Material:
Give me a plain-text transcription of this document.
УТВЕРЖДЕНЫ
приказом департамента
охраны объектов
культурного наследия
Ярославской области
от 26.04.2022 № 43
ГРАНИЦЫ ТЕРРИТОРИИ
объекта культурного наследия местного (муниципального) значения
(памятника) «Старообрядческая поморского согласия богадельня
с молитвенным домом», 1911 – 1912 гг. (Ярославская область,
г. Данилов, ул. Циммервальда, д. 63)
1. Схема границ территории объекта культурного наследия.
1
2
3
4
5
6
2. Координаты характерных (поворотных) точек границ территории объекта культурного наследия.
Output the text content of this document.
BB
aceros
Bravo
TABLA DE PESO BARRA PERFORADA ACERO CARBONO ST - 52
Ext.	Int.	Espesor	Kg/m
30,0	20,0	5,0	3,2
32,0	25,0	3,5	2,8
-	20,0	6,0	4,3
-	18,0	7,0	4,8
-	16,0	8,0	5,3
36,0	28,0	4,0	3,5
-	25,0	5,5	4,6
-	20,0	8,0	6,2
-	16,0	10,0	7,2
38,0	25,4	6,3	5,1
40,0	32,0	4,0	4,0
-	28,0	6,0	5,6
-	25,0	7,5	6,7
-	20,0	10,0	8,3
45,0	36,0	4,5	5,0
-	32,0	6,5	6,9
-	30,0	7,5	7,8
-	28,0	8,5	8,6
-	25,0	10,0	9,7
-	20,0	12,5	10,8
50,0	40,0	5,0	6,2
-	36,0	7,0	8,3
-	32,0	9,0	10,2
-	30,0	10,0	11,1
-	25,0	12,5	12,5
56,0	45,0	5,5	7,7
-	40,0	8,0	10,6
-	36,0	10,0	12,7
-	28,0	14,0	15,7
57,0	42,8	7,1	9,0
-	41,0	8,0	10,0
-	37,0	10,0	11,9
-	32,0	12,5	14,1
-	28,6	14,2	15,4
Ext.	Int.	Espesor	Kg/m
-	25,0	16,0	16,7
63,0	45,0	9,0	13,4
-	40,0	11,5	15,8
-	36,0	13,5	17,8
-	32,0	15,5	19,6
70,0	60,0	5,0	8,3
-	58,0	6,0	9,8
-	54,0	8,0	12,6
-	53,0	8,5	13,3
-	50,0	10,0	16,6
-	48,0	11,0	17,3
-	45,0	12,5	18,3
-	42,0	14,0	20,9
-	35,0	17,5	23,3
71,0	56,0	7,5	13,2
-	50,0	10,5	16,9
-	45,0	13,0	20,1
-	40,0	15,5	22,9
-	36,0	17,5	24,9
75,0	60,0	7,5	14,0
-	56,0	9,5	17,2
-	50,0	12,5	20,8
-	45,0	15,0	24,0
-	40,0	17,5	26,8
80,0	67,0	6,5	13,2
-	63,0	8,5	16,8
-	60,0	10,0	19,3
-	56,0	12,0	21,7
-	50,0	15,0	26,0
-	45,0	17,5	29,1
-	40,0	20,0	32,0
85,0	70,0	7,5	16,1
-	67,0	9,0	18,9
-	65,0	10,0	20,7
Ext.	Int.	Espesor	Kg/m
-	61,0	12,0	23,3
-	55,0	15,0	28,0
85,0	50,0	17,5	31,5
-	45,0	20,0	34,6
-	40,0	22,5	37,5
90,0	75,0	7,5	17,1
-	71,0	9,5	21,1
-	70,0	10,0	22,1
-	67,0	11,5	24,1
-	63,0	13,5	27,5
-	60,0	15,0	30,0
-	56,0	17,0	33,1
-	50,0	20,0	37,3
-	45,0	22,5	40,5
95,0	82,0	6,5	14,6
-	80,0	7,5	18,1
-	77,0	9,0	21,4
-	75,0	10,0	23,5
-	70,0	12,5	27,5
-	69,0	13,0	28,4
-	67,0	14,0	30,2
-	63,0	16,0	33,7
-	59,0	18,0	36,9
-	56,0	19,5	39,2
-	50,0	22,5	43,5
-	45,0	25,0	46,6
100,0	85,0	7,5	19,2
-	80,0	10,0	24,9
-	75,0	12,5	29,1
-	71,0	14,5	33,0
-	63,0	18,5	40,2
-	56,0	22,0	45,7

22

Exercise description: Recopy the entries above in their entirety, exactly.

Answer for this exercise:
Give me a plain-text transcription of this document.
УТВЕРЖДЕНЫ
приказом департамента
охраны объектов
культурного наследия
Ярославской области
от 26.04.2022 № 43
ГРАНИЦЫ ТЕРРИТОРИИ
объекта культурного наследия местного (муниципального) значения
(памятника) «Старообрядческая поморского согласия богадельня
с молитвенным домом», 1911 – 1912 гг. (Ярославская область,
г. Данилов, ул. Циммервальда, д. 63)
1. Схема границ территории объекта культурного наследия.
1
2
3
4
5
6
2. Координаты характерных (поворотных) точек границ территории объекта культурного наследия.
Output the text content of this document.
BB
aceros
Bravo
TABLA DE PESO BARRA PERFORADA ACERO CARBONO ST - 52
Ext.	Int.	Espesor	Kg/m
30,0	20,0	5,0	3,2
32,0	25,0	3,5	2,8
-	20,0	6,0	4,3
-	18,0	7,0	4,8
-	16,0	8,0	5,3
36,0	28,0	4,0	3,5
-	25,0	5,5	4,6
-	20,0	8,0	6,2
-	16,0	10,0	7,2
38,0	25,4	6,3	5,1
40,0	32,0	4,0	4,0
-	28,0	6,0	5,6
-	25,0	7,5	6,7
-	20,0	10,0	8,3
45,0	36,0	4,5	5,0
-	32,0	6,5	6,9
-	30,0	7,5	7,8
-	28,0	8,5	8,6
-	25,0	10,0	9,7
-	20,0	12,5	10,8
50,0	40,0	5,0	6,2
-	36,0	7,0	8,3
-	32,0	9,0	10,2
-	30,0	10,0	11,1
-	25,0	12,5	12,5
56,0	45,0	5,5	7,7
-	40,0	8,0	10,6
-	36,0	10,0	12,7
-	28,0	14,0	15,7
57,0	42,8	7,1	9,0
-	41,0	8,0	10,0
-	37,0	10,0	11,9
-	32,0	12,5	14,1
-	28,6	14,2	15,4
Ext.	Int.	Espesor	Kg/m
-	25,0	16,0	16,7
63,0	45,0	9,0	13,4
-	40,0	11,5	15,8
-	36,0	13,5	17,8
-	32,0	15,5	19,6
70,0	60,0	5,0	8,3
-	58,0	6,0	9,8
-	54,0	8,0	12,6
-	53,0	8,5	13,3
-	50,0	10,0	16,6
-	48,0	11,0	17,3
-	45,0	12,5	18,3
-	42,0	14,0	20,9
-	35,0	17,5	23,3
71,0	56,0	7,5	13,2
-	50,0	10,5	16,9
-	45,0	13,0	20,1
-	40,0	15,5	22,9
-	36,0	17,5	24,9
75,0	60,0	7,5	14,0
-	56,0	9,5	17,2
-	50,0	12,5	20,8
-	45,0	15,0	24,0
-	40,0	17,5	26,8
80,0	67,0	6,5	13,2
-	63,0	8,5	16,8
-	60,0	10,0	19,3
-	56,0	12,0	21,7
-	50,0	15,0	26,0
-	45,0	17,5	29,1
-	40,0	20,0	32,0
85,0	70,0	7,5	16,1
-	67,0	9,0	18,9
-	65,0	10,0	20,7
Ext.	Int.	Espesor	Kg/m
-	61,0	12,0	23,3
-	55,0	15,0	28,0
85,0	50,0	17,5	31,5
-	45,0	20,0	34,6
-	40,0	22,5	37,5
90,0	75,0	7,5	17,1
-	71,0	9,5	21,1
-	70,0	10,0	22,1
-	67,0	11,5	24,1
-	63,0	13,5	27,5
-	60,0	15,0	30,0
-	56,0	17,0	33,1
-	50,0	20,0	37,3
-	45,0	22,5	40,5
95,0	82,0	6,5	14,6
-	80,0	7,5	18,1
-	77,0	9,0	21,4
-	75,0	10,0	23,5
-	70,0	12,5	27,5
-	69,0	13,0	28,4
-	67,0	14,0	30,2
-	63,0	16,0	33,7
-	59,0	18,0	36,9
-	56,0	19,5	39,2
-	50,0	22,5	43,5
-	45,0	25,0	46,6
100,0	85,0	7,5	19,2
-	80,0	10,0	24,9
-	75,0	12,5	29,1
-	71,0	14,5	33,0
-	63,0	18,5	40,2
-	56,0	22,0	45,7

22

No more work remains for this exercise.